____ Supplied data
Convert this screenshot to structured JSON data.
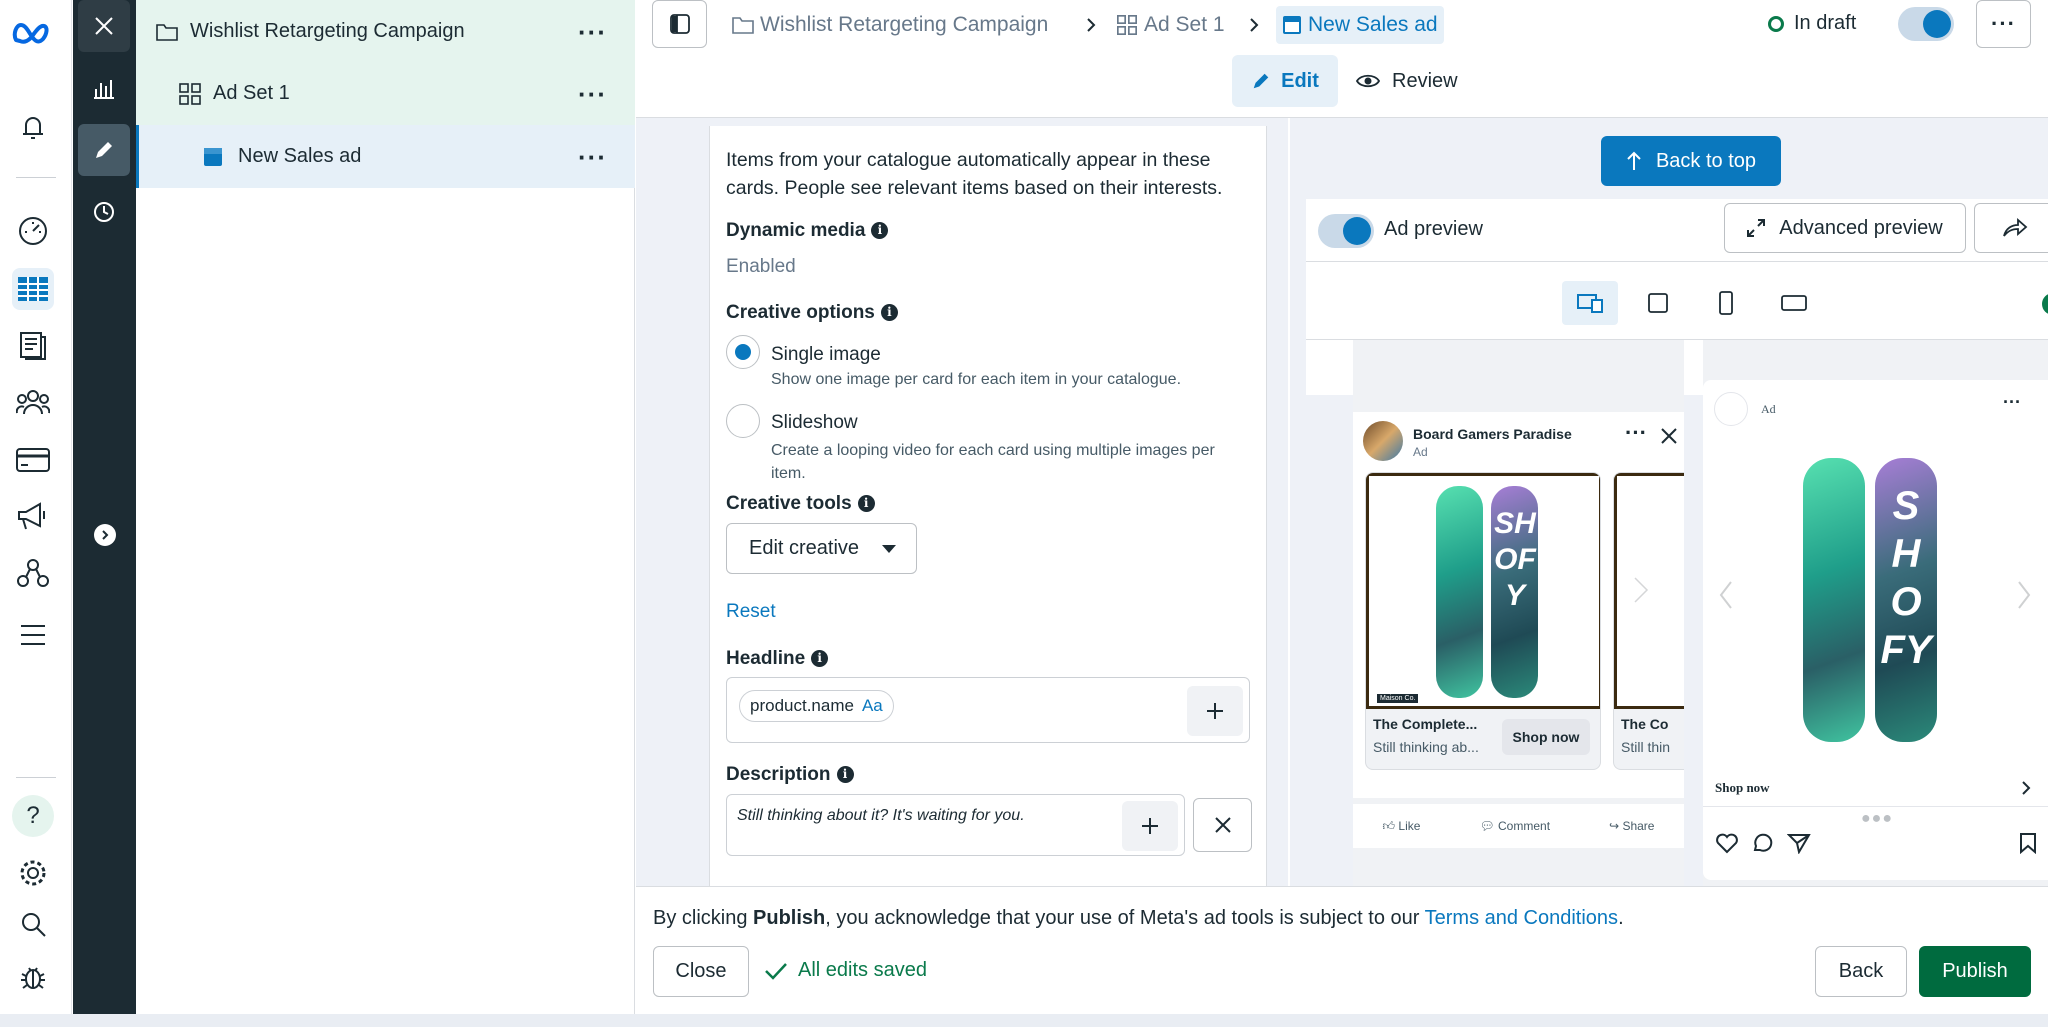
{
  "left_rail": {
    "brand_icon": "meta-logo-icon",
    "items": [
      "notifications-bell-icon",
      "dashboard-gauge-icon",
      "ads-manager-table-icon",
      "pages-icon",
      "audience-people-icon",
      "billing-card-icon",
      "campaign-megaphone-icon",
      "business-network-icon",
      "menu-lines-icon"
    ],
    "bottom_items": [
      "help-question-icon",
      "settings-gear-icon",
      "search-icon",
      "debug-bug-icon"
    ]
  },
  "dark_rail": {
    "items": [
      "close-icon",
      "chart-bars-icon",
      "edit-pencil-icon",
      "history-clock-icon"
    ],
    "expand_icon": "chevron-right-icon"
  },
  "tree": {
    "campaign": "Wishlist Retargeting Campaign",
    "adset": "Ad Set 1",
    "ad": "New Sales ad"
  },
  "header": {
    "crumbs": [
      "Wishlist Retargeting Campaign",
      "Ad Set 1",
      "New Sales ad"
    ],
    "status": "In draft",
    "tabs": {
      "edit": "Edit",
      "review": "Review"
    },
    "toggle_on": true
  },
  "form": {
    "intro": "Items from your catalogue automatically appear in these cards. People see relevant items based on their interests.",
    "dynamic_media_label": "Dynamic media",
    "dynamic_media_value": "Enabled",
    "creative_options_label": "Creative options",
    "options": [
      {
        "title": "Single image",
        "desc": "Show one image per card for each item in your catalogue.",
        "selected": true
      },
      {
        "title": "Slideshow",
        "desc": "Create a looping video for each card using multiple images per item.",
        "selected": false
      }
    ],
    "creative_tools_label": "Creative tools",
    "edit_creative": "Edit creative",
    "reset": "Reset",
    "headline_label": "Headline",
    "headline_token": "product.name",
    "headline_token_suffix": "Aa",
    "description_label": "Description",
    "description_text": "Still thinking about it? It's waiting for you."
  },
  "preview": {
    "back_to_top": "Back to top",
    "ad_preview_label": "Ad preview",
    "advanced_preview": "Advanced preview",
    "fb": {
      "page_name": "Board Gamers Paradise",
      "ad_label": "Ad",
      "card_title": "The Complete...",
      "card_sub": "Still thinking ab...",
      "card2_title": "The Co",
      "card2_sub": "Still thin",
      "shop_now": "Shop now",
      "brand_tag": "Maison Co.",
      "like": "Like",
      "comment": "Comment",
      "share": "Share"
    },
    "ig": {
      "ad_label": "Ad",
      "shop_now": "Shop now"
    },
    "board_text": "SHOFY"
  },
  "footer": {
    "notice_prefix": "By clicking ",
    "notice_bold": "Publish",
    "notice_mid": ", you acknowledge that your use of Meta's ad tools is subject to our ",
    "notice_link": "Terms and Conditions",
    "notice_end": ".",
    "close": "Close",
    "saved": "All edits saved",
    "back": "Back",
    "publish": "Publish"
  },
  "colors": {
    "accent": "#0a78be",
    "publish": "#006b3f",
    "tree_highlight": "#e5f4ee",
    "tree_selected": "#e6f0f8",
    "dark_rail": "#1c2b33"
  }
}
________
• [Written problem]: Gather up the lines containing the word "thinking" from these records and copy them.

• [In response]:
    "description_text": "Still thinking about it? It's waiting for you."
      "card_sub": "Still thinking ab...",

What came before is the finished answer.